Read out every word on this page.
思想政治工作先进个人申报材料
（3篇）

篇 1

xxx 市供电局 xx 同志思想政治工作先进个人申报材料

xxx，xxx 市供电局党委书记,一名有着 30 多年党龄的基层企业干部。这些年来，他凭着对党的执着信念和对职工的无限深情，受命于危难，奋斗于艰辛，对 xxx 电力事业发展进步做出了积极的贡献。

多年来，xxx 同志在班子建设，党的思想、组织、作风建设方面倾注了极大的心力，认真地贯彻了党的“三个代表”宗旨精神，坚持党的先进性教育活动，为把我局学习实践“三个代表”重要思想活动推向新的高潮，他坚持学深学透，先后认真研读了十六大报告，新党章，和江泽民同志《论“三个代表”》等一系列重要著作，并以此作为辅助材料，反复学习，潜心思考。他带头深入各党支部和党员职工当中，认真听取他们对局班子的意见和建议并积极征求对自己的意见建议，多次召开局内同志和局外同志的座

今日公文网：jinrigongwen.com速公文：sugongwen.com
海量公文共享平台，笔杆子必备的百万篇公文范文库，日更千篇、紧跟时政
....
## Goal of the exercise
Could you reproduce every record above exactly as it appears?

## Task output
Read out every word on this page.
思想政治工作先进个人申报材料
（3篇）

篇 1

xxx 市供电局 xx 同志思想政治工作先进个人申报材料

xxx，xxx 市供电局党委书记,一名有着 30 多年党龄的基层企业干部。这些年来，他凭着对党的执着信念和对职工的无限深情，受命于危难，奋斗于艰辛，对 xxx 电力事业发展进步做出了积极的贡献。

多年来，xxx 同志在班子建设，党的思想、组织、作风建设方面倾注了极大的心力，认真地贯彻了党的“三个代表”宗旨精神，坚持党的先进性教育活动，为把我局学习实践“三个代表”重要思想活动推向新的高潮，他坚持学深学透，先后认真研读了十六大报告，新党章，和江泽民同志《论“三个代表”》等一系列重要著作，并以此作为辅助材料，反复学习，潜心思考。他带头深入各党支部和党员职工当中，认真听取他们对局班子的意见和建议并积极征求对自己的意见建议，多次召开局内同志和局外同志的座

今日公文网：jinrigongwen.com速公文：sugongwen.com
海量公文共享平台，笔杆子必备的百万篇公文范文库，日更千篇、紧跟时政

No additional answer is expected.